### TASK STATEMENT
Rewrite the lines of every item below as a JSON list of strings, one string per line, skipping blank lines. Leave the pictures out of your answer.

Layout annotation data
■ ■ ■ ■ ■ ■ ■
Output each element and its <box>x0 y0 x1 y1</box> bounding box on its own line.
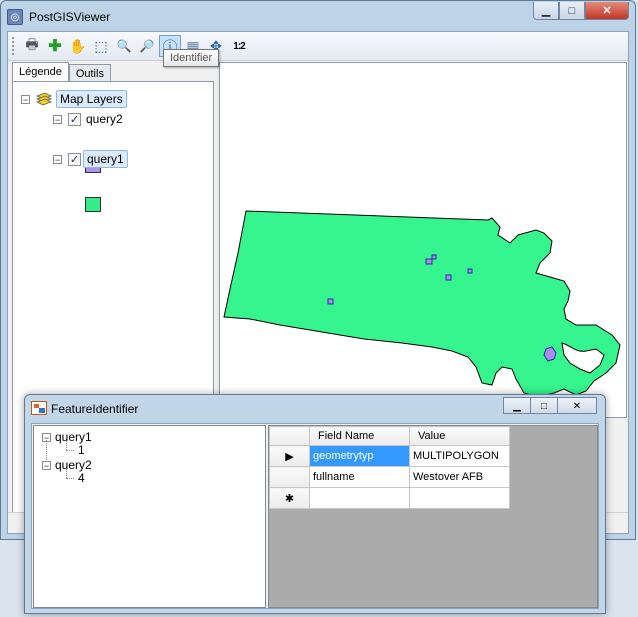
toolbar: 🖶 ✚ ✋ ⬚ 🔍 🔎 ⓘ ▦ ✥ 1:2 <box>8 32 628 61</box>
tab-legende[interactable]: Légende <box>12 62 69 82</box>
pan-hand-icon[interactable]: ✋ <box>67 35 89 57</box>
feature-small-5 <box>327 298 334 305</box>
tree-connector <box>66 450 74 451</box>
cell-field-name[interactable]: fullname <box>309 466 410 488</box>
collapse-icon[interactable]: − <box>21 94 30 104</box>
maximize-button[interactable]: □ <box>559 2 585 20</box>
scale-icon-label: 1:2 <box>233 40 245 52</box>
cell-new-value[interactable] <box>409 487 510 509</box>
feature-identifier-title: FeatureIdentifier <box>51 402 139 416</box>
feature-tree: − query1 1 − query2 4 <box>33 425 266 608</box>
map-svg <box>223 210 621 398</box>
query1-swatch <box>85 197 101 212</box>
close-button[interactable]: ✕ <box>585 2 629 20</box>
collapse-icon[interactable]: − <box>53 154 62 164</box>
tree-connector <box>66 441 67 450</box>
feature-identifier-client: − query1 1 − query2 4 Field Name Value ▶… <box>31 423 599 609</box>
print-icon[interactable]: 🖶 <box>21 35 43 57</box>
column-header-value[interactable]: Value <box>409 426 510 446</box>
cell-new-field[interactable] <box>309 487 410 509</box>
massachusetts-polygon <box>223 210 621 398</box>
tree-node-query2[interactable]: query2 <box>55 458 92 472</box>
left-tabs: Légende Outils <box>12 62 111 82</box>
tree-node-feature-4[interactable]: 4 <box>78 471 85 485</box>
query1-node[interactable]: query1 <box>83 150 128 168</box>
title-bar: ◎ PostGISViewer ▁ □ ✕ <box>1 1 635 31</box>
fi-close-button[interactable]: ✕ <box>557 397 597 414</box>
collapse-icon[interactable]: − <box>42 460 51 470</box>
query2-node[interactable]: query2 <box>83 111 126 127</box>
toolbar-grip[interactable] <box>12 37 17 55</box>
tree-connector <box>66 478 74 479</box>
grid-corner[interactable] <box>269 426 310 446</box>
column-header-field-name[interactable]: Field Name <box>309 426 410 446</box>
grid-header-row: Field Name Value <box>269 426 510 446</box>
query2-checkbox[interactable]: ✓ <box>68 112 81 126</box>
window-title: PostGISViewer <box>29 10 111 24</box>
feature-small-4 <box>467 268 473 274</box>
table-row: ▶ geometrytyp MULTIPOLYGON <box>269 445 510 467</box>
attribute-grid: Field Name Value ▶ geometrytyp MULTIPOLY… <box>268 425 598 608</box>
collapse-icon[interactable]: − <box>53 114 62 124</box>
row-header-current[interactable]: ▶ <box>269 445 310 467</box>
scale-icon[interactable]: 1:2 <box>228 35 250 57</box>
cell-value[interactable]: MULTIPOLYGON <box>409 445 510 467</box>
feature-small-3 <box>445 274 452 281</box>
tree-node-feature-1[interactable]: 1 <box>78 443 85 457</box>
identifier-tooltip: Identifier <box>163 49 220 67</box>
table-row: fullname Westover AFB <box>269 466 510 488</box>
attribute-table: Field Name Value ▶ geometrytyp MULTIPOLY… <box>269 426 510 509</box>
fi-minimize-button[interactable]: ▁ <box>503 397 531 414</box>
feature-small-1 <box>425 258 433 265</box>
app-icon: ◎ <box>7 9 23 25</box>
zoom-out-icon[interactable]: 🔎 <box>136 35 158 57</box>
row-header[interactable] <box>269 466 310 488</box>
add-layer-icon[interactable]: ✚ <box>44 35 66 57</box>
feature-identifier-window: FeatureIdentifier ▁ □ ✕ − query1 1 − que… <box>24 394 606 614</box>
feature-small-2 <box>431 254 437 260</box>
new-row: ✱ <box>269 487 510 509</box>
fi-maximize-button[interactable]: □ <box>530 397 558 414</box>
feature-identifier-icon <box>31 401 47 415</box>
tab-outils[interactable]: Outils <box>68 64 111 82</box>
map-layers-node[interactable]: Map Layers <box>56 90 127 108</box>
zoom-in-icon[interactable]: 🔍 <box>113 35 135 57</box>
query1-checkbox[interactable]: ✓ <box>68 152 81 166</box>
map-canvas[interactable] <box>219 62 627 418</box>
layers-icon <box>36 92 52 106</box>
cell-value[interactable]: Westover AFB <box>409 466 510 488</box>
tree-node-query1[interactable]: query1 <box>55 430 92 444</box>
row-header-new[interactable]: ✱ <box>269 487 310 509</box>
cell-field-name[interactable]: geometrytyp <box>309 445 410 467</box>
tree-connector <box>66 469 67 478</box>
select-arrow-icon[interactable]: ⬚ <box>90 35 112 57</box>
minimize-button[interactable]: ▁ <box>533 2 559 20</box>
■ ■ ■ ■ ■ ■ ■
### EXERCISE SOLUTION
[
  "Output each element and its <box>x0 y0 x1 y1</box> bounding box on its own line.",
  "toolbar: 🖶 ✚ ✋ ⬚ 🔍 🔎 ⓘ ▦ ✥ 1:2 <box>8 32 628 61</box>",
  "tab-legende[interactable]: Légende <box>12 62 69 82</box>",
  "pan-hand-icon[interactable]: ✋ <box>67 35 89 57</box>",
  "feature-small-5 <box>327 298 334 305</box>",
  "tree-connector <box>66 450 74 451</box>",
  "cell-field-name[interactable]: fullname <box>309 466 410 488</box>",
  "collapse-icon[interactable]: − <box>21 94 30 104</box>",
  "maximize-button[interactable]: □ <box>559 2 585 20</box>",
  "scale-icon-label: 1:2 <box>233 40 245 52</box>",
  "cell-new-value[interactable] <box>409 487 510 509</box>",
  "feature-identifier-title: FeatureIdentifier <box>51 402 139 416</box>",
  "feature-tree: − query1 1 − query2 4 <box>33 425 266 608</box>",
  "map-svg <box>223 210 621 398</box>",
  "query1-swatch <box>85 197 101 212</box>",
  "close-button[interactable]: ✕ <box>585 2 629 20</box>",
  "collapse-icon[interactable]: − <box>53 154 62 164</box>",
  "tree-connector <box>66 441 67 450</box>",
  "feature-identifier-client: − query1 1 − query2 4 Field Name Value ▶… <box>31 423 599 609</box>",
  "print-icon[interactable]: 🖶 <box>21 35 43 57</box>",
  "column-header-value[interactable]: Value <box>409 426 510 446</box>",
  "cell-new-field[interactable] <box>309 487 410 509</box>",
  "massachusetts-polygon <box>223 210 621 398</box>",
  "tree-node-query2[interactable]: query2 <box>55 458 92 472</box>",
  "left-tabs: Légende Outils <box>12 62 111 82</box>",
  "tree-node-feature-4[interactable]: 4 <box>78 471 85 485</box>",
  "query1-node[interactable]: query1 <box>83 150 128 168</box>",
  "title-bar: ◎ PostGISViewer ▁ □ ✕ <box>1 1 635 31</box>",
  "fi-close-button[interactable]: ✕ <box>557 397 597 414</box>",
  "collapse-icon[interactable]: − <box>42 460 51 470</box>",
  "query2-node[interactable]: query2 <box>83 111 126 127</box>",
  "toolbar-grip[interactable] <box>12 37 17 55</box>",
  "tree-connector <box>66 478 74 479</box>",
  "grid-corner[interactable] <box>269 426 310 446</box>",
  "column-header-field-name[interactable]: Field Name <box>309 426 410 446</box>",
  "grid-header-row: Field Name Value <box>269 426 510 446</box>",
  "query2-checkbox[interactable]: ✓ <box>68 112 81 126</box>",
  "window-title: PostGISViewer <box>29 10 111 24</box>",
  "feature-small-4 <box>467 268 473 274</box>",
  "table-row: ▶ geometrytyp MULTIPOLYGON <box>269 445 510 467</box>",
  "attribute-grid: Field Name Value ▶ geometrytyp MULTIPOLY… <box>268 425 598 608</box>",
  "collapse-icon[interactable]: − <box>53 114 62 124</box>",
  "row-header-current[interactable]: ▶ <box>269 445 310 467</box>",
  "scale-icon[interactable]: 1:2 <box>228 35 250 57</box>",
  "cell-value[interactable]: MULTIPOLYGON <box>409 445 510 467</box>",
  "feature-small-3 <box>445 274 452 281</box>",
  "tree-node-feature-1[interactable]: 1 <box>78 443 85 457</box>",
  "identifier-tooltip: Identifier <box>163 49 220 67</box>",
  "table-row: fullname Westover AFB <box>269 466 510 488</box>",
  "attribute-table: Field Name Value ▶ geometrytyp MULTIPOLY… <box>269 426 510 509</box>",
  "fi-minimize-button[interactable]: ▁ <box>503 397 531 414</box>",
  "feature-small-1 <box>425 258 433 265</box>",
  "app-icon: ◎ <box>7 9 23 25</box>",
  "zoom-out-icon[interactable]: 🔎 <box>136 35 158 57</box>",
  "row-header[interactable] <box>269 466 310 488</box>",
  "add-layer-icon[interactable]: ✚ <box>44 35 66 57</box>",
  "feature-identifier-window: FeatureIdentifier ▁ □ ✕ − query1 1 − que… <box>24 394 606 614</box>",
  "feature-small-2 <box>431 254 437 260</box>",
  "new-row: ✱ <box>269 487 510 509</box>",
  "fi-maximize-button[interactable]: □ <box>530 397 558 414</box>",
  "feature-identifier-icon <box>31 401 47 415</box>",
  "tab-outils[interactable]: Outils <box>68 64 111 82</box>",
  "map-layers-node[interactable]: Map Layers <box>56 90 127 108</box>",
  "zoom-in-icon[interactable]: 🔍 <box>113 35 135 57</box>",
  "query1-checkbox[interactable]: ✓ <box>68 152 81 166</box>",
  "map-canvas[interactable] <box>219 62 627 418</box>",
  "layers-icon <box>36 92 52 106</box>",
  "cell-value[interactable]: Westover AFB <box>409 466 510 488</box>",
  "tree-node-query1[interactable]: query1 <box>55 430 92 444</box>",
  "row-header-new[interactable]: ✱ <box>269 487 310 509</box>",
  "cell-field-name[interactable]: geometrytyp <box>309 445 410 467</box>",
  "tree-connector <box>66 469 67 478</box>",
  "select-arrow-icon[interactable]: ⬚ <box>90 35 112 57</box>",
  "minimize-button[interactable]: ▁ <box>533 2 559 20</box>"
]